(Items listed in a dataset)

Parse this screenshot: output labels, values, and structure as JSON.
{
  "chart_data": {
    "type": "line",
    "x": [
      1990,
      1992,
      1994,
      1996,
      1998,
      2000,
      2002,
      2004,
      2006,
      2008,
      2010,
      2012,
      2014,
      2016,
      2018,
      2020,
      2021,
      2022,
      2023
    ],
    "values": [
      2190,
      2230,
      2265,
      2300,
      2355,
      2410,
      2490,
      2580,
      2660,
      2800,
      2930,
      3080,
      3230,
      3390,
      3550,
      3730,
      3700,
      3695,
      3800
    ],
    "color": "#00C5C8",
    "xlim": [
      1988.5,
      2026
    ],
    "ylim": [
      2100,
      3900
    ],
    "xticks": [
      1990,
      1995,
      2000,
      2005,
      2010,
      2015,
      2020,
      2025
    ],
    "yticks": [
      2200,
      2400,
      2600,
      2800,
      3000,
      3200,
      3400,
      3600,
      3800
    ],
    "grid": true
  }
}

◆ WORK TO DO ◆
Set all of the records down again, exactly as they stand.

◆ THE COMPLETED TASK ◆
Parse this screenshot: output labels, values, and structure as JSON.
{
  "chart_data": {
    "type": "line",
    "x": [
      1990,
      1992,
      1994,
      1996,
      1998,
      2000,
      2002,
      2004,
      2006,
      2008,
      2010,
      2012,
      2014,
      2016,
      2018,
      2020,
      2021,
      2022,
      2023
    ],
    "values": [
      2190,
      2230,
      2265,
      2300,
      2355,
      2410,
      2490,
      2580,
      2660,
      2800,
      2930,
      3080,
      3230,
      3390,
      3550,
      3730,
      3700,
      3695,
      3800
    ],
    "color": "#00C5C8",
    "xlim": [
      1988.5,
      2026
    ],
    "ylim": [
      2100,
      3900
    ],
    "xticks": [
      1990,
      1995,
      2000,
      2005,
      2010,
      2015,
      2020,
      2025
    ],
    "yticks": [
      2200,
      2400,
      2600,
      2800,
      3000,
      3200,
      3400,
      3600,
      3800
    ],
    "grid": true
  }
}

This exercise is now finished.